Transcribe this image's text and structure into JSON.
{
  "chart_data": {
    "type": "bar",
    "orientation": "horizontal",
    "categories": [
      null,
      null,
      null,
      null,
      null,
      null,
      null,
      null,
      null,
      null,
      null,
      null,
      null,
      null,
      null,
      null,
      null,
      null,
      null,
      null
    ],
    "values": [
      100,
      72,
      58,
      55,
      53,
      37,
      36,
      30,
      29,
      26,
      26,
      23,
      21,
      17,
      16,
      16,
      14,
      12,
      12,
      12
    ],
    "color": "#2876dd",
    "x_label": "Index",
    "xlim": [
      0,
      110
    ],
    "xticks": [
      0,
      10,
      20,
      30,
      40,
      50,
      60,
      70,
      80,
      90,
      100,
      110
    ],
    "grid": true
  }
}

WRITTEN TASK ::
Each record above should be output again exactly.

TASK ANSWER ::
Transcribe this image's text and structure into JSON.
{
  "chart_data": {
    "type": "bar",
    "orientation": "horizontal",
    "categories": [
      null,
      null,
      null,
      null,
      null,
      null,
      null,
      null,
      null,
      null,
      null,
      null,
      null,
      null,
      null,
      null,
      null,
      null,
      null,
      null
    ],
    "values": [
      100,
      72,
      58,
      55,
      53,
      37,
      36,
      30,
      29,
      26,
      26,
      23,
      21,
      17,
      16,
      16,
      14,
      12,
      12,
      12
    ],
    "color": "#2876dd",
    "x_label": "Index",
    "xlim": [
      0,
      110
    ],
    "xticks": [
      0,
      10,
      20,
      30,
      40,
      50,
      60,
      70,
      80,
      90,
      100,
      110
    ],
    "grid": true
  }
}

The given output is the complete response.